Keep in kind, Marshall and Powell have only been in the league 1 year.


----------



## rock747 (Aug 3, 2004)

we shulda drafted Dee Brown in the second round...

I kind of thought this could happen.


----------



## Pacers Fan (Aug 25, 2002)

Fred Jones said:


> Keep in kind, Marshall and Powell have only been in the league 1 year.


James White still has one less year than both, and much more potential, also.


----------



## PacersguyUSA (Sep 1, 2002)

Shoulda cut Jasikeviscius instead lol, too bad he's paid so much.


----------



## Grangerx33 (Mar 9, 2004)

Pacers Fan said:


> James White still has one less year than both, and much more potential, also.


Potnetial isn't garunteed to come through, as we saw with Bender. White would have been behind Jackson and Daniels in the rotation. Don't get me wrong, I am very upset about this move. I'm just sayin there is reasoning.


----------



## HKF (Dec 10, 2002)

You guys are crazy. James White is 23 years old as a rookie. This guy had no potential. Stop letting dunks cloud your judgment. He wasn't a great basketball and he never will be.


----------



## Pacers Fan (Aug 25, 2002)

Fred Jones said:


> Potnetial isn't garunteed to come through, as we saw with Bender.


Yeah, but Marshall isn't much better than White, anyway, and neither would play.



> You guys are crazy. James White is 23 years old as a rookie. This guy had no potential. Stop letting dunks cloud your judgment. He wasn't a great basketball and he never will be.
────────
> [WHAT YOU NEED TO DO]:
(A) List the distinct usernames that appear as post headers in the basketball forum thread.
(B) State whether each statement agrees with the basketball forum thread, quoting the words that decide it: (i) Grangerx33 says White would have been behind Jackson and Daniels in the rotation. (ii) HKF says James White was 21 years old as a rookie. (iii) rock747 says the team should have drafted Dee Brown in the first round.
(C) Continue the basketball forum thread from its final line.

[Collected data entries]
────────
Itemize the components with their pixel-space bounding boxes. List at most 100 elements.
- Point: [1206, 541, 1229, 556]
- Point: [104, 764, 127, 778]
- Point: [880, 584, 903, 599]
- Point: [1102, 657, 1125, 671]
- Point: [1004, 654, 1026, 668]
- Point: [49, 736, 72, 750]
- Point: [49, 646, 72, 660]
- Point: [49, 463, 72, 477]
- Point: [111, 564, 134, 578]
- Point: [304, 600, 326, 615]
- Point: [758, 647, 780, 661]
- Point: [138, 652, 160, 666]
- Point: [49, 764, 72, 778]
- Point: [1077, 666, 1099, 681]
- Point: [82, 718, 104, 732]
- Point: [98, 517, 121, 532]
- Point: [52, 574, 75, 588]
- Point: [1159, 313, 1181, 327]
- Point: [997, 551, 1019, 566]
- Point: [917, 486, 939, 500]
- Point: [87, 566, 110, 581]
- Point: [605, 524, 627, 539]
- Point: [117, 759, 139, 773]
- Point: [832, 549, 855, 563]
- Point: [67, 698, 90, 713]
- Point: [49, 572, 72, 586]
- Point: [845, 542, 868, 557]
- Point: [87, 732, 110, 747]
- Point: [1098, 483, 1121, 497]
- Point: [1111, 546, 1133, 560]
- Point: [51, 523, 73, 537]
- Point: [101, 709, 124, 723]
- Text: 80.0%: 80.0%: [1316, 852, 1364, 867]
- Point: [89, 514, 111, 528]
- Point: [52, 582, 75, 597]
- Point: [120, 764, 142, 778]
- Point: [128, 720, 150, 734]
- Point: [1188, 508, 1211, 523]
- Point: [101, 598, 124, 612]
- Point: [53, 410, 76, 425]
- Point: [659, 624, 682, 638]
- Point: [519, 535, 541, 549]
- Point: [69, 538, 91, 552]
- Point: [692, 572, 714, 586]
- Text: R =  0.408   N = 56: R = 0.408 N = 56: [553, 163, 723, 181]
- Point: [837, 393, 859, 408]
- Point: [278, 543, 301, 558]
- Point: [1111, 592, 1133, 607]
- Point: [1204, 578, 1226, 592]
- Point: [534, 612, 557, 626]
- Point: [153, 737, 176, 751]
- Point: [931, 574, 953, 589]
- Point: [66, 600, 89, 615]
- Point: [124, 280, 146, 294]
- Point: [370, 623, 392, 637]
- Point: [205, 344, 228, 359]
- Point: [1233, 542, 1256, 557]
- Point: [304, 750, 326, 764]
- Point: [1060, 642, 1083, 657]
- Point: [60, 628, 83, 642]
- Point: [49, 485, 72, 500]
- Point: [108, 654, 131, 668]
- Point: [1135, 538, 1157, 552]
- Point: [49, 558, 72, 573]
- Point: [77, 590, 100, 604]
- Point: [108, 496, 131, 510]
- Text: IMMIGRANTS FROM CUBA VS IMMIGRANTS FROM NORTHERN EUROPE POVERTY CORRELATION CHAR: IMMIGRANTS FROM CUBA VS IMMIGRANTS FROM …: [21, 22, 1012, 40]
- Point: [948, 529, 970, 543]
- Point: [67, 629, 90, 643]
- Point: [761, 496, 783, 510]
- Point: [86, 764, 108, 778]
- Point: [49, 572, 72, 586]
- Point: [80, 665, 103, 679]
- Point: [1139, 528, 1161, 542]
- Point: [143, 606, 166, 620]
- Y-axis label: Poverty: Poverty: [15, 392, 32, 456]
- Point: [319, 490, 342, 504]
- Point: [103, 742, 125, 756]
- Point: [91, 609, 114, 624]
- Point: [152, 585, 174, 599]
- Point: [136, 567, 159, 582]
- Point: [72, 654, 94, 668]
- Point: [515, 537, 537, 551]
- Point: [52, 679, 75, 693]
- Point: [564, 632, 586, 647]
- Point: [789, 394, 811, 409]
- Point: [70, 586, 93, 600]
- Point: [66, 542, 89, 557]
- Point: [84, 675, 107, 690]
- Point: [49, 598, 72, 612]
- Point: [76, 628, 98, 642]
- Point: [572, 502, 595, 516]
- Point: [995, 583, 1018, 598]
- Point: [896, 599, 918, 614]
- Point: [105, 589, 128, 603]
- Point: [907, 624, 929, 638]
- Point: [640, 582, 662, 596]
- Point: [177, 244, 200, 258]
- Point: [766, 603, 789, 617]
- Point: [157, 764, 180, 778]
────────
> [ANSWERS IN ORDER]:
(A) rock747, Pacers Fan, PacersguyUSA, Grangerx33, HKF

(B)
(i) Yes: "White would have been behind Jackson and Daniels in the rotation."
(ii) No: "James White is 23 years old as a rookie."
(iii) No: "we shulda drafted Dee Brown in the second round..."

(C)
He's athletic and improved a lot last year. If he could just gain some muscle and work on his toughness, he'd be pretty good.


----------



## Hail Yinka (Jul 3, 2006)

HKF said:


> You guys are crazy. James White is 23 years old as a rookie. This guy had no potential. Stop letting dunks cloud your judgment. He wasn't a great basketball and he never will be.


you probably never watched a cincinnati game last year. [strike]go back to the fakers board troll[/strike]

*Do not insult other posters for having a different opinion than your own. 

Pacers Fan*


----------



## DannyGranger33 (May 12, 2005)

I don't get that move at all.. I figured he was a shoe in for the D-League squad..


----------



## Knick Killer (Jul 16, 2006)

im gunna stop crying about James White....but thank goodness we cut John Edwards...he's just absolutely horrible.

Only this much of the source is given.